## Work instructions
Entries follow. Set all of them down as they stand.

[Start Entries supplied]

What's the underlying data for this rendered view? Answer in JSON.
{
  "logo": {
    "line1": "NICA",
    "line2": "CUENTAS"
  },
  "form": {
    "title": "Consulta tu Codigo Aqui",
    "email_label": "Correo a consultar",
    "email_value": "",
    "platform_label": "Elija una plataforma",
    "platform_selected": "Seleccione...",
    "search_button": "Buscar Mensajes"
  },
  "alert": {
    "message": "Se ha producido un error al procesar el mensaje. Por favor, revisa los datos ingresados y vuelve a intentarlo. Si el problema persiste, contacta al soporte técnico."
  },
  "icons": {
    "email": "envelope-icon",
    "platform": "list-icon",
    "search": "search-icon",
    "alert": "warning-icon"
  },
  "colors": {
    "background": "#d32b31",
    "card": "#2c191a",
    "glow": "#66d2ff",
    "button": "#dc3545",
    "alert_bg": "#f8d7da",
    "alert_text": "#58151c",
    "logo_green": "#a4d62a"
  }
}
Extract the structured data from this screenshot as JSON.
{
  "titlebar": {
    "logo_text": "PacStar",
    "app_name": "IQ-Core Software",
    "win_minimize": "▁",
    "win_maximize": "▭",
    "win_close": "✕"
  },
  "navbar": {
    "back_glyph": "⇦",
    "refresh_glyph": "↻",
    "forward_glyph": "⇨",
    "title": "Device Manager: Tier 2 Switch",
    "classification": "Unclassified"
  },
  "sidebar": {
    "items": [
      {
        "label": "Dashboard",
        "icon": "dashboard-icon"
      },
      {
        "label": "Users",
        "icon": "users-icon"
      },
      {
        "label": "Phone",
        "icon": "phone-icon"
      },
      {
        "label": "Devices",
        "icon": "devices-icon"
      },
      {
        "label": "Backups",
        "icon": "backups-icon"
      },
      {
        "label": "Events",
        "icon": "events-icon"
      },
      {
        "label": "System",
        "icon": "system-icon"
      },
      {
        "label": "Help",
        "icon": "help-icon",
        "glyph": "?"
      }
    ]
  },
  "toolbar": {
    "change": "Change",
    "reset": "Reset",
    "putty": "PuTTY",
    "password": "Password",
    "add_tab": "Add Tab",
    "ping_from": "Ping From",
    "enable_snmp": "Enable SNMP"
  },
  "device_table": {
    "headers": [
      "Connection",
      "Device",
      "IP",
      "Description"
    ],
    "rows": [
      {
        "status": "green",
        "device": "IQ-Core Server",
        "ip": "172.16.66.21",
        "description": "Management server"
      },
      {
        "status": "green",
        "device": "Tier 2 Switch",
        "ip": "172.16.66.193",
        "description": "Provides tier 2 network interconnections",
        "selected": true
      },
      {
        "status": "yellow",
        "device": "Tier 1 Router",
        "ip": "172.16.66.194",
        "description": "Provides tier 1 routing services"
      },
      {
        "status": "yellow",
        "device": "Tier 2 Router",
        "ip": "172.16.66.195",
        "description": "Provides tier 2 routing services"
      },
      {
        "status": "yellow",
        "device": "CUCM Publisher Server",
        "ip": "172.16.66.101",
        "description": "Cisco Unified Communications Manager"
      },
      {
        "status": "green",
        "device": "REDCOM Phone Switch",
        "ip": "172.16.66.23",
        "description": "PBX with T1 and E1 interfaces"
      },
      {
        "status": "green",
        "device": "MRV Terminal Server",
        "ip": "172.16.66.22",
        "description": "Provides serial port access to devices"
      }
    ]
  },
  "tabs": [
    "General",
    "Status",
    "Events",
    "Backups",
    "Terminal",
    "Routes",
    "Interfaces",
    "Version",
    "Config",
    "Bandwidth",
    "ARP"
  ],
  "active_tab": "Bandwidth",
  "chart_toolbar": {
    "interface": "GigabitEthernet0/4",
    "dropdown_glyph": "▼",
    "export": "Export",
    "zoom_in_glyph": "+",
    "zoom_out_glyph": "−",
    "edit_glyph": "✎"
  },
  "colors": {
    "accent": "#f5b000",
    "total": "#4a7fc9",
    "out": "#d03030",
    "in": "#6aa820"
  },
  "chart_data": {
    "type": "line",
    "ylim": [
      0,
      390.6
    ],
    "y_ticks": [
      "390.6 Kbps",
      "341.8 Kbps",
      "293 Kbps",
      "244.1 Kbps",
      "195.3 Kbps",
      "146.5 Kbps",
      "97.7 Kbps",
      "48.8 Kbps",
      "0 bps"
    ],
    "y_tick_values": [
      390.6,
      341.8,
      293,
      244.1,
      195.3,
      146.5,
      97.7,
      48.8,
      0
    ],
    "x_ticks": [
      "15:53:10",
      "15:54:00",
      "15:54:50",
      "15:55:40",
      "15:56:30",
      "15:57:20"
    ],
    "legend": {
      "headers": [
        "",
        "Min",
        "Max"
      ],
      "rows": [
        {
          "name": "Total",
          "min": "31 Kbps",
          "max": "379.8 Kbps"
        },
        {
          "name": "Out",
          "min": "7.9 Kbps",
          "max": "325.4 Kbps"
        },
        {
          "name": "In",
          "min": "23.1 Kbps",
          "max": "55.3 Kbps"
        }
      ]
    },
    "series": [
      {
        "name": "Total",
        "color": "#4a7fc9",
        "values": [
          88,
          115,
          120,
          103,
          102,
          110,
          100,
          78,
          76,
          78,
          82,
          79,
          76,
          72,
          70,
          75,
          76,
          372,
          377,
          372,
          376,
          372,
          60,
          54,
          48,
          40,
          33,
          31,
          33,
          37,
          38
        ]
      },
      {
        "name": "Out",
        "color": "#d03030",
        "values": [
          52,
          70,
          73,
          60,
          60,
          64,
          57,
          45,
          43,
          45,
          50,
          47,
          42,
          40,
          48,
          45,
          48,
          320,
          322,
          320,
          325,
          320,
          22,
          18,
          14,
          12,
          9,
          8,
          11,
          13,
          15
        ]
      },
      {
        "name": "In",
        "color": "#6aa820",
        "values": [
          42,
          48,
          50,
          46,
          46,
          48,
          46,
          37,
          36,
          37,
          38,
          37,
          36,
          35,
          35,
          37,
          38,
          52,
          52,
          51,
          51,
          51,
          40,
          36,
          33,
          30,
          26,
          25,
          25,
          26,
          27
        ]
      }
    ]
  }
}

[End Entries supplied]

## Worked solution
What's the underlying data for this rendered view? Answer in JSON.
{
  "logo": {
    "line1": "NICA",
    "line2": "CUENTAS"
  },
  "form": {
    "title": "Consulta tu Codigo Aqui",
    "email_label": "Correo a consultar",
    "email_value": "",
    "platform_label": "Elija una plataforma",
    "platform_selected": "Seleccione...",
    "search_button": "Buscar Mensajes"
  },
  "alert": {
    "message": "Se ha producido un error al procesar el mensaje. Por favor, revisa los datos ingresados y vuelve a intentarlo. Si el problema persiste, contacta al soporte técnico."
  },
  "icons": {
    "email": "envelope-icon",
    "platform": "list-icon",
    "search": "search-icon",
    "alert": "warning-icon"
  },
  "colors": {
    "background": "#d32b31",
    "card": "#2c191a",
    "glow": "#66d2ff",
    "button": "#dc3545",
    "alert_bg": "#f8d7da",
    "alert_text": "#58151c",
    "logo_green": "#a4d62a"
  }
}
Extract the structured data from this screenshot as JSON.
{
  "titlebar": {
    "logo_text": "PacStar",
    "app_name": "IQ-Core Software",
    "win_minimize": "▁",
    "win_maximize": "▭",
    "win_close": "✕"
  },
  "navbar": {
    "back_glyph": "⇦",
    "refresh_glyph": "↻",
    "forward_glyph": "⇨",
    "title": "Device Manager: Tier 2 Switch",
    "classification": "Unclassified"
  },
  "sidebar": {
    "items": [
      {
        "label": "Dashboard",
        "icon": "dashboard-icon"
      },
      {
        "label": "Users",
        "icon": "users-icon"
      },
      {
        "label": "Phone",
        "icon": "phone-icon"
      },
      {
        "label": "Devices",
        "icon": "devices-icon"
      },
      {
        "label": "Backups",
        "icon": "backups-icon"
      },
      {
        "label": "Events",
        "icon": "events-icon"
      },
      {
        "label": "System",
        "icon": "system-icon"
      },
      {
        "label": "Help",
        "icon": "help-icon",
        "glyph": "?"
      }
    ]
  },
  "toolbar": {
    "change": "Change",
    "reset": "Reset",
    "putty": "PuTTY",
    "password": "Password",
    "add_tab": "Add Tab",
    "ping_from": "Ping From",
    "enable_snmp": "Enable SNMP"
  },
  "device_table": {
    "headers": [
      "Connection",
      "Device",
      "IP",
      "Description"
    ],
    "rows": [
      {
        "status": "green",
        "device": "IQ-Core Server",
        "ip": "172.16.66.21",
        "description": "Management server"
      },
      {
        "status": "green",
        "device": "Tier 2 Switch",
        "ip": "172.16.66.193",
        "description": "Provides tier 2 network interconnections",
        "selected": true
      },
      {
        "status": "yellow",
        "device": "Tier 1 Router",
        "ip": "172.16.66.194",
        "description": "Provides tier 1 routing services"
      },
      {
        "status": "yellow",
        "device": "Tier 2 Router",
        "ip": "172.16.66.195",
        "description": "Provides tier 2 routing services"
      },
      {
        "status": "yellow",
        "device": "CUCM Publisher Server",
        "ip": "172.16.66.101",
        "description": "Cisco Unified Communications Manager"
      },
      {
        "status": "green",
        "device": "REDCOM Phone Switch",
        "ip": "172.16.66.23",
        "description": "PBX with T1 and E1 interfaces"
      },
      {
        "status": "green",
        "device": "MRV Terminal Server",
        "ip": "172.16.66.22",
        "description": "Provides serial port access to devices"
      }
    ]
  },
  "tabs": [
    "General",
    "Status",
    "Events",
    "Backups",
    "Terminal",
    "Routes",
    "Interfaces",
    "Version",
    "Config",
    "Bandwidth",
    "ARP"
  ],
  "active_tab": "Bandwidth",
  "chart_toolbar": {
    "interface": "GigabitEthernet0/4",
    "dropdown_glyph": "▼",
    "export": "Export",
    "zoom_in_glyph": "+",
    "zoom_out_glyph": "−",
    "edit_glyph": "✎"
  },
  "colors": {
    "accent": "#f5b000",
    "total": "#4a7fc9",
    "out": "#d03030",
    "in": "#6aa820"
  },
  "chart_data": {
    "type": "line",
    "ylim": [
      0,
      390.6
    ],
    "y_ticks": [
      "390.6 Kbps",
      "341.8 Kbps",
      "293 Kbps",
      "244.1 Kbps",
      "195.3 Kbps",
      "146.5 Kbps",
      "97.7 Kbps",
      "48.8 Kbps",
      "0 bps"
    ],
    "y_tick_values": [
      390.6,
      341.8,
      293,
      244.1,
      195.3,
      146.5,
      97.7,
      48.8,
      0
    ],
    "x_ticks": [
      "15:53:10",
      "15:54:00",
      "15:54:50",
      "15:55:40",
      "15:56:30",
      "15:57:20"
    ],
    "legend": {
      "headers": [
        "",
        "Min",
        "Max"
      ],
      "rows": [
        {
          "name": "Total",
          "min": "31 Kbps",
          "max": "379.8 Kbps"
        },
        {
          "name": "Out",
          "min": "7.9 Kbps",
          "max": "325.4 Kbps"
        },
        {
          "name": "In",
          "min": "23.1 Kbps",
          "max": "55.3 Kbps"
        }
      ]
    },
    "series": [
      {
        "name": "Total",
        "color": "#4a7fc9",
        "values": [
          88,
          115,
          120,
          103,
          102,
          110,
          100,
          78,
          76,
          78,
          82,
          79,
          76,
          72,
          70,
          75,
          76,
          372,
          377,
          372,
          376,
          372,
          60,
          54,
          48,
          40,
          33,
          31,
          33,
          37,
          38
        ]
      },
      {
        "name": "Out",
        "color": "#d03030",
        "values": [
          52,
          70,
          73,
          60,
          60,
          64,
          57,
          45,
          43,
          45,
          50,
          47,
          42,
          40,
          48,
          45,
          48,
          320,
          322,
          320,
          325,
          320,
          22,
          18,
          14,
          12,
          9,
          8,
          11,
          13,
          15
        ]
      },
      {
        "name": "In",
        "color": "#6aa820",
        "values": [
          42,
          48,
          50,
          46,
          46,
          48,
          46,
          37,
          36,
          37,
          38,
          37,
          36,
          35,
          35,
          37,
          38,
          52,
          52,
          51,
          51,
          51,
          40,
          36,
          33,
          30,
          26,
          25,
          25,
          26,
          27
        ]
      }
    ]
  }
}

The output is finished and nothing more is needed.